Stated problem: Copy out all the lines in the records that include the word "наиболее".

Provided information:
--

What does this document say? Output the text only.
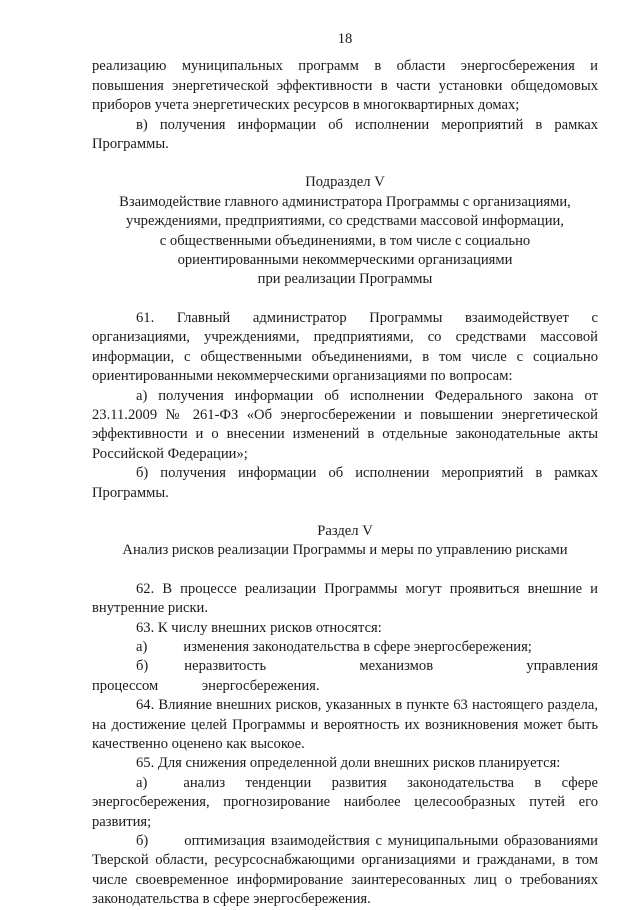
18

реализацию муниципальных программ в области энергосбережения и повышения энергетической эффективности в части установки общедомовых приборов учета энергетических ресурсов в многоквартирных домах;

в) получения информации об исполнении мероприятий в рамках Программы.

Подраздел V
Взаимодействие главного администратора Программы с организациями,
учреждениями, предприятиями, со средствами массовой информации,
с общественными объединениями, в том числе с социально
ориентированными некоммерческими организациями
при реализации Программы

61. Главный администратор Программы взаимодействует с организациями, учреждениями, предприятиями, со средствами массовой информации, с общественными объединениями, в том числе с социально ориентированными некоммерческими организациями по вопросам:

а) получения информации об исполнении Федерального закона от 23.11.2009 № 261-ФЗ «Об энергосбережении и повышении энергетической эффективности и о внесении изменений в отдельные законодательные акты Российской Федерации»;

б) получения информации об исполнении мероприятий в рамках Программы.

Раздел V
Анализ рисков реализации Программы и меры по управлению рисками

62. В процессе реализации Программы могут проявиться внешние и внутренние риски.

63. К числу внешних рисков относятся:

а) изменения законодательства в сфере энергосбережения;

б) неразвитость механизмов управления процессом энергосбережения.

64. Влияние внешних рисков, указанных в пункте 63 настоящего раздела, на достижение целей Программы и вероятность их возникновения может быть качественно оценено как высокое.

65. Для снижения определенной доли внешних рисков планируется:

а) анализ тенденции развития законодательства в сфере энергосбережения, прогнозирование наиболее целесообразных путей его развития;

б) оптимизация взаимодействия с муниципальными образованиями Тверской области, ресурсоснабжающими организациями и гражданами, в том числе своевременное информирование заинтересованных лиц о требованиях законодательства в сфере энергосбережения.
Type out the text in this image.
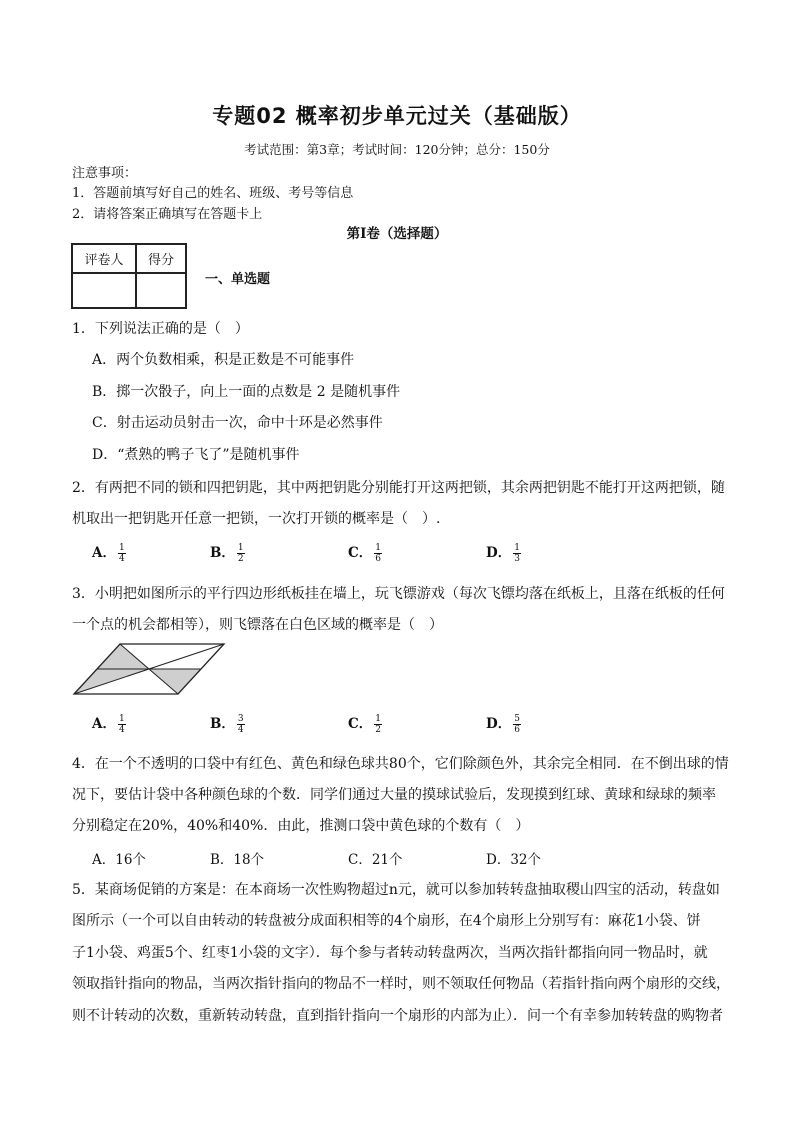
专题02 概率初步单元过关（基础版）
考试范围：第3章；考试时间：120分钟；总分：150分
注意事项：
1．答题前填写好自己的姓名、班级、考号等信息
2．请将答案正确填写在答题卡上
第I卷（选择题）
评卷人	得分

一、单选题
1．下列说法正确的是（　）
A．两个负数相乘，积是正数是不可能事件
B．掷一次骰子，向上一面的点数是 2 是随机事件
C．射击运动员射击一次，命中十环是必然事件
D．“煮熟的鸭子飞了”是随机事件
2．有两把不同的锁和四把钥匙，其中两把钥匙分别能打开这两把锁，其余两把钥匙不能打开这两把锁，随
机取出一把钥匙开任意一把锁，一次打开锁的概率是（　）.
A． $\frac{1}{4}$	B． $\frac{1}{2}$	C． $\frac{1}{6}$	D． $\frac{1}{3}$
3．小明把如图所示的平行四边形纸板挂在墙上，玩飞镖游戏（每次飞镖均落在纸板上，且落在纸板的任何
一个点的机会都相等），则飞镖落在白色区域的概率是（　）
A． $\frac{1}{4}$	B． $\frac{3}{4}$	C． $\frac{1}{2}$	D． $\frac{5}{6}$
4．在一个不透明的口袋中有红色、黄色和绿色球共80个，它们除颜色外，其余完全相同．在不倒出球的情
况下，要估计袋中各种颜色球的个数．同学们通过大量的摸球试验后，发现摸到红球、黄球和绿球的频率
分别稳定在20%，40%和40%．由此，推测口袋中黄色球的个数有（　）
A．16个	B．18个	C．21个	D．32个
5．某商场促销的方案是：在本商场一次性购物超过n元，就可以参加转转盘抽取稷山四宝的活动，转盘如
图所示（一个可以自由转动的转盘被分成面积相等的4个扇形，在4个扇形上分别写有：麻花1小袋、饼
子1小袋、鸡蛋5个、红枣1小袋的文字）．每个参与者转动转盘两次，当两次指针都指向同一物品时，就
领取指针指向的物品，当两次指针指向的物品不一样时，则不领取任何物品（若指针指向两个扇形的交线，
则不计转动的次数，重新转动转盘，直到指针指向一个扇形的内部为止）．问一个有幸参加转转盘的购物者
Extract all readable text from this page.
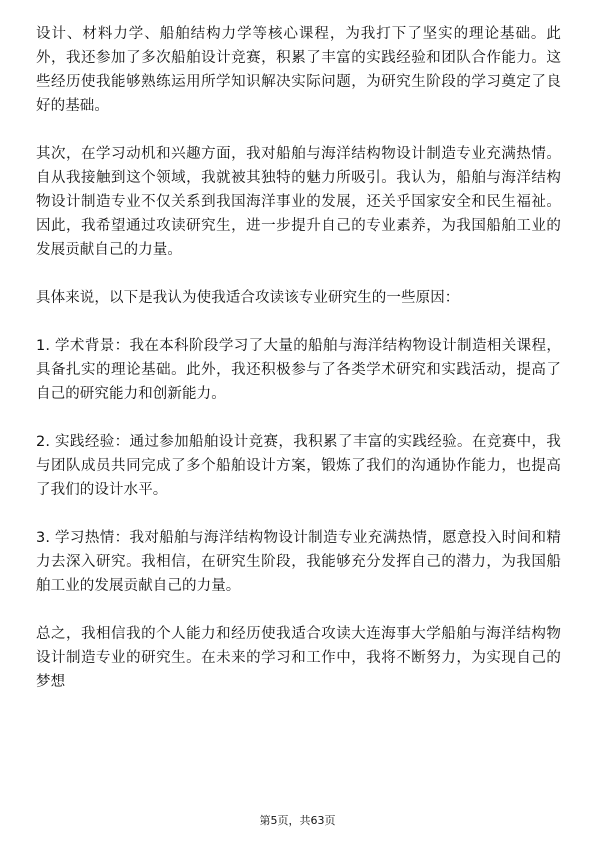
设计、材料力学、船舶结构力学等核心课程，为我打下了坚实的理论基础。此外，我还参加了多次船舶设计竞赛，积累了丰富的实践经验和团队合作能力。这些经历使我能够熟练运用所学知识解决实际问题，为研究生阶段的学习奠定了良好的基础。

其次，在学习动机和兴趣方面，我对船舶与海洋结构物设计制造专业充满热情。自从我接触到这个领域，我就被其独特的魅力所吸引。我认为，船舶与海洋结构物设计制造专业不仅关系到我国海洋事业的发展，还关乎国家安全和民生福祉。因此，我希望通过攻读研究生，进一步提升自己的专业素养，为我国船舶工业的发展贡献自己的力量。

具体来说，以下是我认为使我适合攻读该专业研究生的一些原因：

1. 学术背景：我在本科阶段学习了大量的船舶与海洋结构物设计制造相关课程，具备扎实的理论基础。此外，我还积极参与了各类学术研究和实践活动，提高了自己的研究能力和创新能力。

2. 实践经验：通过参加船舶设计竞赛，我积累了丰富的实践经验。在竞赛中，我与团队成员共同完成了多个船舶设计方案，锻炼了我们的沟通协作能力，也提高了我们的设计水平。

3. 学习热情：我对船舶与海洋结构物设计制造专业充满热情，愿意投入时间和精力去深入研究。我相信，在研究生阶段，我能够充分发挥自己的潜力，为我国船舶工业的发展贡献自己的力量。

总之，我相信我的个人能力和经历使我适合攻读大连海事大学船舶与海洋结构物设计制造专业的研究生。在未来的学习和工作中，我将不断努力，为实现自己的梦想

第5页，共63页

--

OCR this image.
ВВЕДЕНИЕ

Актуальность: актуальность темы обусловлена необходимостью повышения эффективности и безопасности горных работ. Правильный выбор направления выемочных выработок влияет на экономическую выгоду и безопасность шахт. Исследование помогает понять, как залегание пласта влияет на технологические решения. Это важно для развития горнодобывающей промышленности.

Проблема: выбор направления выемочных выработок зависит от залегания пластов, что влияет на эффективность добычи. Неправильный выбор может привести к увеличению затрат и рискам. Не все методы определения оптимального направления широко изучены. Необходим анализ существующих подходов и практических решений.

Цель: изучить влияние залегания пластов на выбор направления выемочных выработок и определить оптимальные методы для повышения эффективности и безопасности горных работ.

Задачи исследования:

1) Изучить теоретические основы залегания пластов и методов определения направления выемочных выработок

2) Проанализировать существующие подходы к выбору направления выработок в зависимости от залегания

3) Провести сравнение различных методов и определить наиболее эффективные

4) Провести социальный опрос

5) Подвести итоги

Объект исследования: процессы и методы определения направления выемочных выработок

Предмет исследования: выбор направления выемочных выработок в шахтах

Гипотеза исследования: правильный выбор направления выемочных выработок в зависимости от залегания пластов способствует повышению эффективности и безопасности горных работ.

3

--

Output for this task:
а) анализ тенденции развития законодательства в сфере энергосбережения, прогнозирование наиболее целесообразных путей его развития;
3) Провести сравнение различных методов и определить наиболее эффективные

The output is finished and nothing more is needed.